▶ [SOURCE MATERIAL]:
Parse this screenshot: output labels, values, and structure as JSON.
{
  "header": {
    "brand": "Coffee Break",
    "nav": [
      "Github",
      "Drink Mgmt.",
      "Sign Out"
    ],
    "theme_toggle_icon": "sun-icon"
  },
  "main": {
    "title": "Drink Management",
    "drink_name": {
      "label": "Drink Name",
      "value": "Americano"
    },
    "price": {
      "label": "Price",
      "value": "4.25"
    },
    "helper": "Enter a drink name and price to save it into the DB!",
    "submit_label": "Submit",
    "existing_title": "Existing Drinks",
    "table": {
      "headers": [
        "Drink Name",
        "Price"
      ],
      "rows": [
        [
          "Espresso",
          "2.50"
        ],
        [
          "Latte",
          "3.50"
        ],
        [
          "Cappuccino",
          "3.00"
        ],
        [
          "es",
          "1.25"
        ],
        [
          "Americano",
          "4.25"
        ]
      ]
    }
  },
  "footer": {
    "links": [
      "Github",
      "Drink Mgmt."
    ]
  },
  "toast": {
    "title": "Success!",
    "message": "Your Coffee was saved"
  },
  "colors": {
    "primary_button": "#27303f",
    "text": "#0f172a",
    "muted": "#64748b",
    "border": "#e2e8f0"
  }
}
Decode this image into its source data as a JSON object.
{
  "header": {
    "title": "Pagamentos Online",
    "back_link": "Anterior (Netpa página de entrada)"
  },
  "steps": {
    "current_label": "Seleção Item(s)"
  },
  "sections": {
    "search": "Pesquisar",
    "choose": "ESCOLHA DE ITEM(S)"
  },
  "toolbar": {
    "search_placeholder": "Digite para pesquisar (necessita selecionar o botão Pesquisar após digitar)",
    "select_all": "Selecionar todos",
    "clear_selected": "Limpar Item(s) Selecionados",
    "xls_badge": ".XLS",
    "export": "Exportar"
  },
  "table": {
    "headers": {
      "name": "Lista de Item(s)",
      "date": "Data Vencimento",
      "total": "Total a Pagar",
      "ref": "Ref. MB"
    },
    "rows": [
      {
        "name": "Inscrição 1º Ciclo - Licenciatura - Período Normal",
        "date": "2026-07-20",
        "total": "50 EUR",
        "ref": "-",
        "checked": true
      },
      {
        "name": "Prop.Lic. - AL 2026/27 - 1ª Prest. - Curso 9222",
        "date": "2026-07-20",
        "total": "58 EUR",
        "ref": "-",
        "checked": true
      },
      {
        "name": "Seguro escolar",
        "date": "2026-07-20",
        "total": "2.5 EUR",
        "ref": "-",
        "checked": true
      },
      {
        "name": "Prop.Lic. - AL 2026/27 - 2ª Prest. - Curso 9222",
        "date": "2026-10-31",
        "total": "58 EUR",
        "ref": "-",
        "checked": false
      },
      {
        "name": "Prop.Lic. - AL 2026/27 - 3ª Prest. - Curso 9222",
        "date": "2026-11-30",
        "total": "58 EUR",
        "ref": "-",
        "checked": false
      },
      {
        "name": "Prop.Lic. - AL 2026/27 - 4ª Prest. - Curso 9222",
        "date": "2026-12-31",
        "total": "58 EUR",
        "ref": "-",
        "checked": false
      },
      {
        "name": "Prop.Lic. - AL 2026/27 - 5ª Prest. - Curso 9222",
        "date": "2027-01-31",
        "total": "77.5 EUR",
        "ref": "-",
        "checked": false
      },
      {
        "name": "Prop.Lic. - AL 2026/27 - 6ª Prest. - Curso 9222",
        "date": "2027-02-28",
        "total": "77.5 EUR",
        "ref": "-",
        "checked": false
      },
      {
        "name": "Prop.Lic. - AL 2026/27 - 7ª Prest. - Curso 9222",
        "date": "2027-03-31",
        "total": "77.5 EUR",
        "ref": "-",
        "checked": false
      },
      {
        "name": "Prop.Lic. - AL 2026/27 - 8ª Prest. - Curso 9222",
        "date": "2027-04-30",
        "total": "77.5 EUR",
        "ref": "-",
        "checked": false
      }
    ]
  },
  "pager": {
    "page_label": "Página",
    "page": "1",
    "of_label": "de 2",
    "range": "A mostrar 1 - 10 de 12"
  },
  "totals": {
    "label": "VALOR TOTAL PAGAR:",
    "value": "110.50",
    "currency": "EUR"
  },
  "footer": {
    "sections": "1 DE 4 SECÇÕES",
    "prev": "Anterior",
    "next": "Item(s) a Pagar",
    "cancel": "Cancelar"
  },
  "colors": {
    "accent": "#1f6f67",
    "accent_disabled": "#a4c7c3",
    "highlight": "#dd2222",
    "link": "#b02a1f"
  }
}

▶ [WHAT TO PRODUCE]: Print out the whole listing exactly as it appears.

▶ [RESULT]:
Parse this screenshot: output labels, values, and structure as JSON.
{
  "header": {
    "brand": "Coffee Break",
    "nav": [
      "Github",
      "Drink Mgmt.",
      "Sign Out"
    ],
    "theme_toggle_icon": "sun-icon"
  },
  "main": {
    "title": "Drink Management",
    "drink_name": {
      "label": "Drink Name",
      "value": "Americano"
    },
    "price": {
      "label": "Price",
      "value": "4.25"
    },
    "helper": "Enter a drink name and price to save it into the DB!",
    "submit_label": "Submit",
    "existing_title": "Existing Drinks",
    "table": {
      "headers": [
        "Drink Name",
        "Price"
      ],
      "rows": [
        [
          "Espresso",
          "2.50"
        ],
        [
          "Latte",
          "3.50"
        ],
        [
          "Cappuccino",
          "3.00"
        ],
        [
          "es",
          "1.25"
        ],
        [
          "Americano",
          "4.25"
        ]
      ]
    }
  },
  "footer": {
    "links": [
      "Github",
      "Drink Mgmt."
    ]
  },
  "toast": {
    "title": "Success!",
    "message": "Your Coffee was saved"
  },
  "colors": {
    "primary_button": "#27303f",
    "text": "#0f172a",
    "muted": "#64748b",
    "border": "#e2e8f0"
  }
}
Decode this image into its source data as a JSON object.
{
  "header": {
    "title": "Pagamentos Online",
    "back_link": "Anterior (Netpa página de entrada)"
  },
  "steps": {
    "current_label": "Seleção Item(s)"
  },
  "sections": {
    "search": "Pesquisar",
    "choose": "ESCOLHA DE ITEM(S)"
  },
  "toolbar": {
    "search_placeholder": "Digite para pesquisar (necessita selecionar o botão Pesquisar após digitar)",
    "select_all": "Selecionar todos",
    "clear_selected": "Limpar Item(s) Selecionados",
    "xls_badge": ".XLS",
    "export": "Exportar"
  },
  "table": {
    "headers": {
      "name": "Lista de Item(s)",
      "date": "Data Vencimento",
      "total": "Total a Pagar",
      "ref": "Ref. MB"
    },
    "rows": [
      {
        "name": "Inscrição 1º Ciclo - Licenciatura - Período Normal",
        "date": "2026-07-20",
        "total": "50 EUR",
        "ref": "-",
        "checked": true
      },
      {
        "name": "Prop.Lic. - AL 2026/27 - 1ª Prest. - Curso 9222",
        "date": "2026-07-20",
        "total": "58 EUR",
        "ref": "-",
        "checked": true
      },
      {
        "name": "Seguro escolar",
        "date": "2026-07-20",
        "total": "2.5 EUR",
        "ref": "-",
        "checked": true
      },
      {
        "name": "Prop.Lic. - AL 2026/27 - 2ª Prest. - Curso 9222",
        "date": "2026-10-31",
        "total": "58 EUR",
        "ref": "-",
        "checked": false
      },
      {
        "name": "Prop.Lic. - AL 2026/27 - 3ª Prest. - Curso 9222",
        "date": "2026-11-30",
        "total": "58 EUR",
        "ref": "-",
        "checked": false
      },
      {
        "name": "Prop.Lic. - AL 2026/27 - 4ª Prest. - Curso 9222",
        "date": "2026-12-31",
        "total": "58 EUR",
        "ref": "-",
        "checked": false
      },
      {
        "name": "Prop.Lic. - AL 2026/27 - 5ª Prest. - Curso 9222",
        "date": "2027-01-31",
        "total": "77.5 EUR",
        "ref": "-",
        "checked": false
      },
      {
        "name": "Prop.Lic. - AL 2026/27 - 6ª Prest. - Curso 9222",
        "date": "2027-02-28",
        "total": "77.5 EUR",
        "ref": "-",
        "checked": false
      },
      {
        "name": "Prop.Lic. - AL 2026/27 - 7ª Prest. - Curso 9222",
        "date": "2027-03-31",
        "total": "77.5 EUR",
        "ref": "-",
        "checked": false
      },
      {
        "name": "Prop.Lic. - AL 2026/27 - 8ª Prest. - Curso 9222",
        "date": "2027-04-30",
        "total": "77.5 EUR",
        "ref": "-",
        "checked": false
      }
    ]
  },
  "pager": {
    "page_label": "Página",
    "page": "1",
    "of_label": "de 2",
    "range": "A mostrar 1 - 10 de 12"
  },
  "totals": {
    "label": "VALOR TOTAL PAGAR:",
    "value": "110.50",
    "currency": "EUR"
  },
  "footer": {
    "sections": "1 DE 4 SECÇÕES",
    "prev": "Anterior",
    "next": "Item(s) a Pagar",
    "cancel": "Cancelar"
  },
  "colors": {
    "accent": "#1f6f67",
    "accent_disabled": "#a4c7c3",
    "highlight": "#dd2222",
    "link": "#b02a1f"
  }
}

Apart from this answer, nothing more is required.